-- Source material follows --

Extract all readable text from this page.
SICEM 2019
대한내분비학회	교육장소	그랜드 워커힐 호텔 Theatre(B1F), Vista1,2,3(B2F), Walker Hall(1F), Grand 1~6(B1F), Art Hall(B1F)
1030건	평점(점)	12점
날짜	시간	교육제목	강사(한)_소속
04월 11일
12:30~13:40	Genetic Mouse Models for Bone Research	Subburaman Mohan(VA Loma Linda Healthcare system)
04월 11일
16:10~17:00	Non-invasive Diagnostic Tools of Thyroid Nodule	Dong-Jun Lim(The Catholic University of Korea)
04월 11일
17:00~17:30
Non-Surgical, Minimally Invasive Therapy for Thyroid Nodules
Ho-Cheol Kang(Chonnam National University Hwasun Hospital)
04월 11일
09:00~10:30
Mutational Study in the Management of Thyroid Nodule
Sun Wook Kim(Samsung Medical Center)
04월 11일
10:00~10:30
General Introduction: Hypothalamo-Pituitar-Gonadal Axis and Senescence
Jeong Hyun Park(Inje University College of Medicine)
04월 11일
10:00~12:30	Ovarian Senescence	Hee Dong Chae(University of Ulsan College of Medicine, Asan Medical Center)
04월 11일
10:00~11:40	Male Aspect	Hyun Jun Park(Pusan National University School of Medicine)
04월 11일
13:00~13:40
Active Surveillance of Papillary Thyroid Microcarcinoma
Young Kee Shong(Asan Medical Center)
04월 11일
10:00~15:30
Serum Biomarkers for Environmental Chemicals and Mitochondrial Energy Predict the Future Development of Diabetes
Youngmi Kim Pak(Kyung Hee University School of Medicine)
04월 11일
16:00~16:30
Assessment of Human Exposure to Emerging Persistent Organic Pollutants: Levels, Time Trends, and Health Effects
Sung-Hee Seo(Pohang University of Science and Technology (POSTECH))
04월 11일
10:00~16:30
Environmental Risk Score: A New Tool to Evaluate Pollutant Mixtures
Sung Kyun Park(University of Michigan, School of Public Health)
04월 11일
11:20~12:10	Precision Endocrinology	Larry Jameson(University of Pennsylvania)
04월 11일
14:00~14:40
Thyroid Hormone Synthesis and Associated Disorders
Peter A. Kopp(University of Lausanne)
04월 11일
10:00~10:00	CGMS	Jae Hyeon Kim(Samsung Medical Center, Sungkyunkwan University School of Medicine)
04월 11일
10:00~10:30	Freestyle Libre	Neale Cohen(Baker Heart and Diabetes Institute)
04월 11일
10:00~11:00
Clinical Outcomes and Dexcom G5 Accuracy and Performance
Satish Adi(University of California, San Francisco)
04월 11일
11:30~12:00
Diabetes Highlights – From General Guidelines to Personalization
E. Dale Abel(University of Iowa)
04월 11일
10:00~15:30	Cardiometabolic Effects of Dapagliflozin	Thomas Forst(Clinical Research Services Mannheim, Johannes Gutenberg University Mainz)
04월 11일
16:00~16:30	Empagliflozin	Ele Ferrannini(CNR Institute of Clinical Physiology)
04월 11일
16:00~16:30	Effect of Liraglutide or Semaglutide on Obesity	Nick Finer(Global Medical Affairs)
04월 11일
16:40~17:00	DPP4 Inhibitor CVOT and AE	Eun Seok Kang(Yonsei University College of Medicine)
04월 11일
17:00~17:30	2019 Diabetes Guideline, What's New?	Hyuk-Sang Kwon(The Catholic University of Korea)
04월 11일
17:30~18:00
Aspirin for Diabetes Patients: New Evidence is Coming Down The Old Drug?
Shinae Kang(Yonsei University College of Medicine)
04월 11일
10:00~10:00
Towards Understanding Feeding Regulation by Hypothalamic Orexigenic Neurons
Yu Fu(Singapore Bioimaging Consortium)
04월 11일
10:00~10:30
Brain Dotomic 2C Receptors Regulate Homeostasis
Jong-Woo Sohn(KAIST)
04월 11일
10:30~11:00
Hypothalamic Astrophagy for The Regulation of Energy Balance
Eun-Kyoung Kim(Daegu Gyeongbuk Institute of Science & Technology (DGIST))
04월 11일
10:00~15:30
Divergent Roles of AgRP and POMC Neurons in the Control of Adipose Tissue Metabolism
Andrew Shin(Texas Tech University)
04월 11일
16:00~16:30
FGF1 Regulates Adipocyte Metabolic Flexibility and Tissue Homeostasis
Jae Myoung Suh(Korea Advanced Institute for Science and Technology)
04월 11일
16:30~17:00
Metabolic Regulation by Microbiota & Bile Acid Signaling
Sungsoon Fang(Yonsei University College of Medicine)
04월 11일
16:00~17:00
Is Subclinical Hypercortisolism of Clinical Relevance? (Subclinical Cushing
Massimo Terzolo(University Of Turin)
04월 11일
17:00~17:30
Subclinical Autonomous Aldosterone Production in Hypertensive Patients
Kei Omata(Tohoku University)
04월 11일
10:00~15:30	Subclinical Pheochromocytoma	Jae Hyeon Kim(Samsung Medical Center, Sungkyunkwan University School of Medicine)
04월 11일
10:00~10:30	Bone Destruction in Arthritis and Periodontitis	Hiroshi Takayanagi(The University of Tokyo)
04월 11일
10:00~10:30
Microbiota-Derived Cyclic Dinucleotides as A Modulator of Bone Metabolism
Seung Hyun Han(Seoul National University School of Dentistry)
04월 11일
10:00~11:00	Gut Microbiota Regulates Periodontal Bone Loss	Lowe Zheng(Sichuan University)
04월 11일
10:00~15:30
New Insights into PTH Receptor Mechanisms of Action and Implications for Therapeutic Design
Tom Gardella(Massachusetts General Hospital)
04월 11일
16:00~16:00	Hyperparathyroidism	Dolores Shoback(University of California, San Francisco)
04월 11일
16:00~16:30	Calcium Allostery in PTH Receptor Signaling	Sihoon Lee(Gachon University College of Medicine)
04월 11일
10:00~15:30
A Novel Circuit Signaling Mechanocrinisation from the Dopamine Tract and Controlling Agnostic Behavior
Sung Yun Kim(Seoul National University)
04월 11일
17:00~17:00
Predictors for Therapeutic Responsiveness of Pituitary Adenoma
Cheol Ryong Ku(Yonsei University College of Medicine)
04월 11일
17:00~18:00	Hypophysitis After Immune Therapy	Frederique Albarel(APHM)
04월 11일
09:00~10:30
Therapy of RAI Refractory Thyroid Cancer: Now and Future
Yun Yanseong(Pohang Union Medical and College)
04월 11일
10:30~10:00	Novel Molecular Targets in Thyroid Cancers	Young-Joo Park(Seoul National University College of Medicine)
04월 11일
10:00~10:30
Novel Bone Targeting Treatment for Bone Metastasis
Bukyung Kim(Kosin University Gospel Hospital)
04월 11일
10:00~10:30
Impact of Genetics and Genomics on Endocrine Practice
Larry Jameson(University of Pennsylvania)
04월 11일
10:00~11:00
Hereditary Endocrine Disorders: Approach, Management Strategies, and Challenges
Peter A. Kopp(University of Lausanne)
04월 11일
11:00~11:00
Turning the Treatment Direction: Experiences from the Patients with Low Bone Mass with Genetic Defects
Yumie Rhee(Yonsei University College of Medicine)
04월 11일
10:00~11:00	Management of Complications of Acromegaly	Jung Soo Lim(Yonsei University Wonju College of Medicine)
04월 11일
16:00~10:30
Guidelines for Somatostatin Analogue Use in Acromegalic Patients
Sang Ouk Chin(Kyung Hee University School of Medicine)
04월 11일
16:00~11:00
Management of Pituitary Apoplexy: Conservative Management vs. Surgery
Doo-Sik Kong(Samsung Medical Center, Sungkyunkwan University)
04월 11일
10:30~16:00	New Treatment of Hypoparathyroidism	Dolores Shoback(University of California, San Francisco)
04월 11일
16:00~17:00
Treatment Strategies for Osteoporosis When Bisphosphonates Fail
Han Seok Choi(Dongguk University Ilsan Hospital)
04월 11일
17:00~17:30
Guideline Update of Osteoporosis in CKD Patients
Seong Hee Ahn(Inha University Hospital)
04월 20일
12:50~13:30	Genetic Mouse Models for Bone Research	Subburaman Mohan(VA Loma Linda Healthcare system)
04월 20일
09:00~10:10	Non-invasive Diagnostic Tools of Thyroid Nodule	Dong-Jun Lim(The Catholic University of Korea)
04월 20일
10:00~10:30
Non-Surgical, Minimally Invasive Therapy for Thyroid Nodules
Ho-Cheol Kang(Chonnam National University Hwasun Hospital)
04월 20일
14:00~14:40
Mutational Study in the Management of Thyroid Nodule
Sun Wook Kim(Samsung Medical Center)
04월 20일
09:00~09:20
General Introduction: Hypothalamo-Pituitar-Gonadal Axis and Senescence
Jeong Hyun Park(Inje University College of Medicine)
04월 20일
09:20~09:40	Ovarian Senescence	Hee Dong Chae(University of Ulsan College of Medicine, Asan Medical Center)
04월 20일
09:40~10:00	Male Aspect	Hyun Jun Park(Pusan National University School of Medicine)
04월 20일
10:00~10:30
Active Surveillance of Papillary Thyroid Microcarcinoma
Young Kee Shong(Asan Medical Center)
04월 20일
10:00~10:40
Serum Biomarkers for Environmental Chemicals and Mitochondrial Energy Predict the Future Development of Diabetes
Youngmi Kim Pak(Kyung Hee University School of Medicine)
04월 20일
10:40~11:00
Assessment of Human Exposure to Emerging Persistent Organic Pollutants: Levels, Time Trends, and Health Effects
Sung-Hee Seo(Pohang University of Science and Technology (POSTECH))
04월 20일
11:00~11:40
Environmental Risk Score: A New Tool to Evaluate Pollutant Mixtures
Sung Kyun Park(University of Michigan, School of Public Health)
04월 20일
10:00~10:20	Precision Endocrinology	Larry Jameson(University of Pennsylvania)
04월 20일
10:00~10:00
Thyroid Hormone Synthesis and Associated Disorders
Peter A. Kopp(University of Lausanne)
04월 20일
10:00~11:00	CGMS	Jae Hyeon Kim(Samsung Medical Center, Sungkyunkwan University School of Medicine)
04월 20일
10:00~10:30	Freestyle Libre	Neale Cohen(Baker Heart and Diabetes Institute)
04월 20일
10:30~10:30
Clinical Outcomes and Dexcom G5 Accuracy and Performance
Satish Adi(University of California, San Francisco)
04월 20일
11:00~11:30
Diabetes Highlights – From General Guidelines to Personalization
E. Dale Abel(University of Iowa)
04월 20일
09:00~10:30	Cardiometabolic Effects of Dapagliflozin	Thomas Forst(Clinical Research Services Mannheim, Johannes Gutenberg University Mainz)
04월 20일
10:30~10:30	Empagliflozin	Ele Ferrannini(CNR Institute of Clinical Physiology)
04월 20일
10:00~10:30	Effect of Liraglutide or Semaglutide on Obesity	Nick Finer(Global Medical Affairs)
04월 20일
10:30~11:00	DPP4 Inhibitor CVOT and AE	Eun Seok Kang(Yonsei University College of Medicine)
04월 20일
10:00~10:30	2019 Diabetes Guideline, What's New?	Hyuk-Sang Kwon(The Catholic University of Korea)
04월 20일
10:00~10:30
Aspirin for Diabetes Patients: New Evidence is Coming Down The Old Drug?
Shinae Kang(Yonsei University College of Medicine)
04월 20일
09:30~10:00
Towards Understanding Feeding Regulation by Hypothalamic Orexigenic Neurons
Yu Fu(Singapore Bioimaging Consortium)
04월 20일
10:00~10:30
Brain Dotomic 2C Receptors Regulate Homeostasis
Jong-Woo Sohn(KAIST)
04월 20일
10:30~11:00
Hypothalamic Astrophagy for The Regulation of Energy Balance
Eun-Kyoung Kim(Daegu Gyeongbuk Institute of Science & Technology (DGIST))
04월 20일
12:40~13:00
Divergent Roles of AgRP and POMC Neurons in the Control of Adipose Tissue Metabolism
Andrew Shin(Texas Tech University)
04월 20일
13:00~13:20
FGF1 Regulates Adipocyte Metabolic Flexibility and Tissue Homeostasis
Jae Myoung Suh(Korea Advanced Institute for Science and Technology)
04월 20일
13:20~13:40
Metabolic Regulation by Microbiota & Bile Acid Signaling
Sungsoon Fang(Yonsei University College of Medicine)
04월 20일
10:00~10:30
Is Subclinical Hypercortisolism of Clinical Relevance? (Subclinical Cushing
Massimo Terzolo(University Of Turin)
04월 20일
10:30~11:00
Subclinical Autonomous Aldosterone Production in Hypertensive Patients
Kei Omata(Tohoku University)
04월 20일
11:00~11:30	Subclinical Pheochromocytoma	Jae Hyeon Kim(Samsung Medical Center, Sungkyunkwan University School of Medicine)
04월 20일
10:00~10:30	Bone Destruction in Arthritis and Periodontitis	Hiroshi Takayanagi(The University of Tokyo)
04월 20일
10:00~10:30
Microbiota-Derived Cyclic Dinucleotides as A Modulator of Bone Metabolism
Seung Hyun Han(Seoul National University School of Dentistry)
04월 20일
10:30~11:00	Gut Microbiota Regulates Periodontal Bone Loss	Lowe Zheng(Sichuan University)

-- Source material concluded --

Work order:
Take every line from the data that contains the word "Senescence".

Written response:
General Introduction: Hypothalamo-Pituitar-Gonadal Axis and Senescence
10:00~12:30	Ovarian Senescence	Hee Dong Chae(University of Ulsan College of Medicine, Asan Medical Center)
General Introduction: Hypothalamo-Pituitar-Gonadal Axis and Senescence
09:20~09:40	Ovarian Senescence	Hee Dong Chae(University of Ulsan College of Medicine, Asan Medical Center)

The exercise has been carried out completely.